GIVEN PROBLEM: Go through the listing and copy every line word for word.
------ DATASET RECORDS
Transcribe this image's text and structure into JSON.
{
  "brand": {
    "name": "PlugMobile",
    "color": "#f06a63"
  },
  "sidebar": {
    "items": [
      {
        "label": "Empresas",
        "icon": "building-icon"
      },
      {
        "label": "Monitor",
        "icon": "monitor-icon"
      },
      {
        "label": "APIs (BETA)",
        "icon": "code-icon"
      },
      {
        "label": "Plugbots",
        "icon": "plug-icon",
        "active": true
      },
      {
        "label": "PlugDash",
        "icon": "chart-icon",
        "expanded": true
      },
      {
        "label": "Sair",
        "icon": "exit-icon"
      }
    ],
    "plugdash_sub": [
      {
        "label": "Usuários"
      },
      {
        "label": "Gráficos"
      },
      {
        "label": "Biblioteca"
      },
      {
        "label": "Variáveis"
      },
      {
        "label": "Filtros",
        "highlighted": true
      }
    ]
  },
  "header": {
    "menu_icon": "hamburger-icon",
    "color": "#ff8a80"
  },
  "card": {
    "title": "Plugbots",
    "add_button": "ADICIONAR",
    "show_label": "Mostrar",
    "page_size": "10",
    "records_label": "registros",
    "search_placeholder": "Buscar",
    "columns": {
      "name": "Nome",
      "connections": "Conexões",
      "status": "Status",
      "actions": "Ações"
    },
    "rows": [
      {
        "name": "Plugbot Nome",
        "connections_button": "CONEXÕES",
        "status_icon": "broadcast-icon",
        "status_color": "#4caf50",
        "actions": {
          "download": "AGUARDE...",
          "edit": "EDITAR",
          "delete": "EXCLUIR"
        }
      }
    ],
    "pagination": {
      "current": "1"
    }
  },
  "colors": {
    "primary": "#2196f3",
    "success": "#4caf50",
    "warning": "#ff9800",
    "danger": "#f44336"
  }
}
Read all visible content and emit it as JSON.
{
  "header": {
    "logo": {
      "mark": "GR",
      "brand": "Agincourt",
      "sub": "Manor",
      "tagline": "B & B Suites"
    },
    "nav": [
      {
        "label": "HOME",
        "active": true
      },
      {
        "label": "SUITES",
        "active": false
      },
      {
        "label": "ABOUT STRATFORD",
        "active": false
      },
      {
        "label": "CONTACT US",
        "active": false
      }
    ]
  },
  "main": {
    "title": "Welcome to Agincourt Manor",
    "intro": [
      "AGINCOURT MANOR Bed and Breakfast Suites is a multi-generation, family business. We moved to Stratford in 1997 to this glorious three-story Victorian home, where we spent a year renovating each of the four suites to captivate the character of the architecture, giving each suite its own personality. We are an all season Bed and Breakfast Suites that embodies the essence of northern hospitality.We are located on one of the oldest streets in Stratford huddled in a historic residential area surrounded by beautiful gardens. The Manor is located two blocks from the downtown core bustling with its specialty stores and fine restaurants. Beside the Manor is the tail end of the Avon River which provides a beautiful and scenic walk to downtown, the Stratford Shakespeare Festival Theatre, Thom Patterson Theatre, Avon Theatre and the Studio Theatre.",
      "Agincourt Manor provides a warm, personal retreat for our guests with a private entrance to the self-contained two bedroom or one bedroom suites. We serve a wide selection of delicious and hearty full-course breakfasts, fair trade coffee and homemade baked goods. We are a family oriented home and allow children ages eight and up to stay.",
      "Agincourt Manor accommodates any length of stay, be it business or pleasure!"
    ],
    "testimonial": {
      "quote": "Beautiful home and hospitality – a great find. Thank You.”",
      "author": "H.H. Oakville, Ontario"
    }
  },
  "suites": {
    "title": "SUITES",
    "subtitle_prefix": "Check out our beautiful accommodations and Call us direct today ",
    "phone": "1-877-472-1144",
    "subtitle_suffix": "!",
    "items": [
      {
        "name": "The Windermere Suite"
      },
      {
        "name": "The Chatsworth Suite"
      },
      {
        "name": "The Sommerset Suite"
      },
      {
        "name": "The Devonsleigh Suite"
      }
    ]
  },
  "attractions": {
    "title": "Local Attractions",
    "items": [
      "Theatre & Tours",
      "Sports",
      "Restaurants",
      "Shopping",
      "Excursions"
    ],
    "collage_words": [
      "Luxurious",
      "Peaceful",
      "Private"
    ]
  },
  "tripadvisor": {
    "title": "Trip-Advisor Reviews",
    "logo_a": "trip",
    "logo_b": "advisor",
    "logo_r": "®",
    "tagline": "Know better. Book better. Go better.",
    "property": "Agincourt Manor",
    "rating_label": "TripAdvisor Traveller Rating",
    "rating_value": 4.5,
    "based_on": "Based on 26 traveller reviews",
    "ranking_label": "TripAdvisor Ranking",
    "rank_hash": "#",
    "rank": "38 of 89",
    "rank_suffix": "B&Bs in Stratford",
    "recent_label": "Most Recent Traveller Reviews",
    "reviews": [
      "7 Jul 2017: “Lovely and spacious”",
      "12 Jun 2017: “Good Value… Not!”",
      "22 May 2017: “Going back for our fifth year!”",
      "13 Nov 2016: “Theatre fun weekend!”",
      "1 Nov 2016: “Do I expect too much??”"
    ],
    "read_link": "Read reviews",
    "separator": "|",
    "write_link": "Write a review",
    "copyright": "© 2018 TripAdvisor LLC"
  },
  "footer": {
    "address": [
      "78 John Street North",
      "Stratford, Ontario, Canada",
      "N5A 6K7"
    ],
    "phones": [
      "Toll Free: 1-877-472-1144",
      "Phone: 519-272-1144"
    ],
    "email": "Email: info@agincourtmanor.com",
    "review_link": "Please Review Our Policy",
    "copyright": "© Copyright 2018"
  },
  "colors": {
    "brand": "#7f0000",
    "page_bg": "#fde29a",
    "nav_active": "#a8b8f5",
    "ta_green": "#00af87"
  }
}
------------
THE RESPONSE:
Transcribe this image's text and structure into JSON.
{
  "brand": {
    "name": "PlugMobile",
    "color": "#f06a63"
  },
  "sidebar": {
    "items": [
      {
        "label": "Empresas",
        "icon": "building-icon"
      },
      {
        "label": "Monitor",
        "icon": "monitor-icon"
      },
      {
        "label": "APIs (BETA)",
        "icon": "code-icon"
      },
      {
        "label": "Plugbots",
        "icon": "plug-icon",
        "active": true
      },
      {
        "label": "PlugDash",
        "icon": "chart-icon",
        "expanded": true
      },
      {
        "label": "Sair",
        "icon": "exit-icon"
      }
    ],
    "plugdash_sub": [
      {
        "label": "Usuários"
      },
      {
        "label": "Gráficos"
      },
      {
        "label": "Biblioteca"
      },
      {
        "label": "Variáveis"
      },
      {
        "label": "Filtros",
        "highlighted": true
      }
    ]
  },
  "header": {
    "menu_icon": "hamburger-icon",
    "color": "#ff8a80"
  },
  "card": {
    "title": "Plugbots",
    "add_button": "ADICIONAR",
    "show_label": "Mostrar",
    "page_size": "10",
    "records_label": "registros",
    "search_placeholder": "Buscar",
    "columns": {
      "name": "Nome",
      "connections": "Conexões",
      "status": "Status",
      "actions": "Ações"
    },
    "rows": [
      {
        "name": "Plugbot Nome",
        "connections_button": "CONEXÕES",
        "status_icon": "broadcast-icon",
        "status_color": "#4caf50",
        "actions": {
          "download": "AGUARDE...",
          "edit": "EDITAR",
          "delete": "EXCLUIR"
        }
      }
    ],
    "pagination": {
      "current": "1"
    }
  },
  "colors": {
    "primary": "#2196f3",
    "success": "#4caf50",
    "warning": "#ff9800",
    "danger": "#f44336"
  }
}
Read all visible content and emit it as JSON.
{
  "header": {
    "logo": {
      "mark": "GR",
      "brand": "Agincourt",
      "sub": "Manor",
      "tagline": "B & B Suites"
    },
    "nav": [
      {
        "label": "HOME",
        "active": true
      },
      {
        "label": "SUITES",
        "active": false
      },
      {
        "label": "ABOUT STRATFORD",
        "active": false
      },
      {
        "label": "CONTACT US",
        "active": false
      }
    ]
  },
  "main": {
    "title": "Welcome to Agincourt Manor",
    "intro": [
      "AGINCOURT MANOR Bed and Breakfast Suites is a multi-generation, family business. We moved to Stratford in 1997 to this glorious three-story Victorian home, where we spent a year renovating each of the four suites to captivate the character of the architecture, giving each suite its own personality. We are an all season Bed and Breakfast Suites that embodies the essence of northern hospitality.We are located on one of the oldest streets in Stratford huddled in a historic residential area surrounded by beautiful gardens. The Manor is located two blocks from the downtown core bustling with its specialty stores and fine restaurants. Beside the Manor is the tail end of the Avon River which provides a beautiful and scenic walk to downtown, the Stratford Shakespeare Festival Theatre, Thom Patterson Theatre, Avon Theatre and the Studio Theatre.",
      "Agincourt Manor provides a warm, personal retreat for our guests with a private entrance to the self-contained two bedroom or one bedroom suites. We serve a wide selection of delicious and hearty full-course breakfasts, fair trade coffee and homemade baked goods. We are a family oriented home and allow children ages eight and up to stay.",
      "Agincourt Manor accommodates any length of stay, be it business or pleasure!"
    ],
    "testimonial": {
      "quote": "Beautiful home and hospitality – a great find. Thank You.”",
      "author": "H.H. Oakville, Ontario"
    }
  },
  "suites": {
    "title": "SUITES",
    "subtitle_prefix": "Check out our beautiful accommodations and Call us direct today ",
    "phone": "1-877-472-1144",
    "subtitle_suffix": "!",
    "items": [
      {
        "name": "The Windermere Suite"
      },
      {
        "name": "The Chatsworth Suite"
      },
      {
        "name": "The Sommerset Suite"
      },
      {
        "name": "The Devonsleigh Suite"
      }
    ]
  },
  "attractions": {
    "title": "Local Attractions",
    "items": [
      "Theatre & Tours",
      "Sports",
      "Restaurants",
      "Shopping",
      "Excursions"
    ],
    "collage_words": [
      "Luxurious",
      "Peaceful",
      "Private"
    ]
  },
  "tripadvisor": {
    "title": "Trip-Advisor Reviews",
    "logo_a": "trip",
    "logo_b": "advisor",
    "logo_r": "®",
    "tagline": "Know better. Book better. Go better.",
    "property": "Agincourt Manor",
    "rating_label": "TripAdvisor Traveller Rating",
    "rating_value": 4.5,
    "based_on": "Based on 26 traveller reviews",
    "ranking_label": "TripAdvisor Ranking",
    "rank_hash": "#",
    "rank": "38 of 89",
    "rank_suffix": "B&Bs in Stratford",
    "recent_label": "Most Recent Traveller Reviews",
    "reviews": [
      "7 Jul 2017: “Lovely and spacious”",
      "12 Jun 2017: “Good Value… Not!”",
      "22 May 2017: “Going back for our fifth year!”",
      "13 Nov 2016: “Theatre fun weekend!”",
      "1 Nov 2016: “Do I expect too much??”"
    ],
    "read_link": "Read reviews",
    "separator": "|",
    "write_link": "Write a review",
    "copyright": "© 2018 TripAdvisor LLC"
  },
  "footer": {
    "address": [
      "78 John Street North",
      "Stratford, Ontario, Canada",
      "N5A 6K7"
    ],
    "phones": [
      "Toll Free: 1-877-472-1144",
      "Phone: 519-272-1144"
    ],
    "email": "Email: info@agincourtmanor.com",
    "review_link": "Please Review Our Policy",
    "copyright": "© Copyright 2018"
  },
  "colors": {
    "brand": "#7f0000",
    "page_bg": "#fde29a",
    "nav_active": "#a8b8f5",
    "ta_green": "#00af87"
  }
}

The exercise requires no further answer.